§ **Aim of the task**
Your job is to retype all of the data word for word, leaving every image out.

A run of records:
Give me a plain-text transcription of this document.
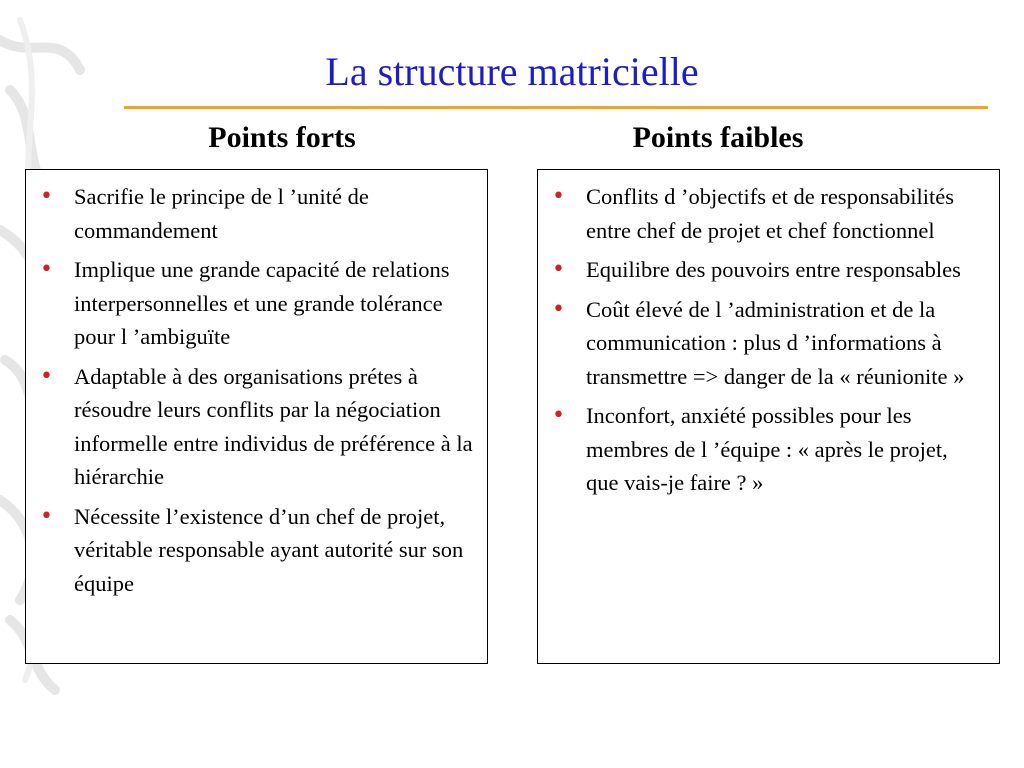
La structure matricielle
Points forts	Points faibles
• Sacrifie le principe de l ’unité de commandement
• Implique une grande capacité de relations interpersonnelles et une grande tolérance pour l ’ambiguïte
• Adaptable à des organisations prétes à résoudre leurs conflits par la négociation informelle entre individus de préférence à la hiérarchie
• Nécessite l’existence d’un chef de projet, véritable responsable ayant autorité sur son équipe
• Conflits d ’objectifs et de responsabilités entre chef de projet et chef fonctionnel
• Equilibre des pouvoirs entre responsables
• Coût élevé de l ’administration et de la communication : plus d ’informations à transmettre => danger de la « réunionite »
• Inconfort, anxiété possibles pour les membres de l ’équipe : « après le projet, que vais-je faire ? »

§ **Reply to the exercise**
Give me a plain-text transcription of this document.
La structure matricielle
Points forts	Points faibles
• Sacrifie le principe de l ’unité de commandement
• Implique une grande capacité de relations interpersonnelles et une grande tolérance pour l ’ambiguïte
• Adaptable à des organisations prétes à résoudre leurs conflits par la négociation informelle entre individus de préférence à la hiérarchie
• Nécessite l’existence d’un chef de projet, véritable responsable ayant autorité sur son équipe
• Conflits d ’objectifs et de responsabilités entre chef de projet et chef fonctionnel
• Equilibre des pouvoirs entre responsables
• Coût élevé de l ’administration et de la communication : plus d ’informations à transmettre => danger de la « réunionite »
• Inconfort, anxiété possibles pour les membres de l ’équipe : « après le projet, que vais-je faire ? »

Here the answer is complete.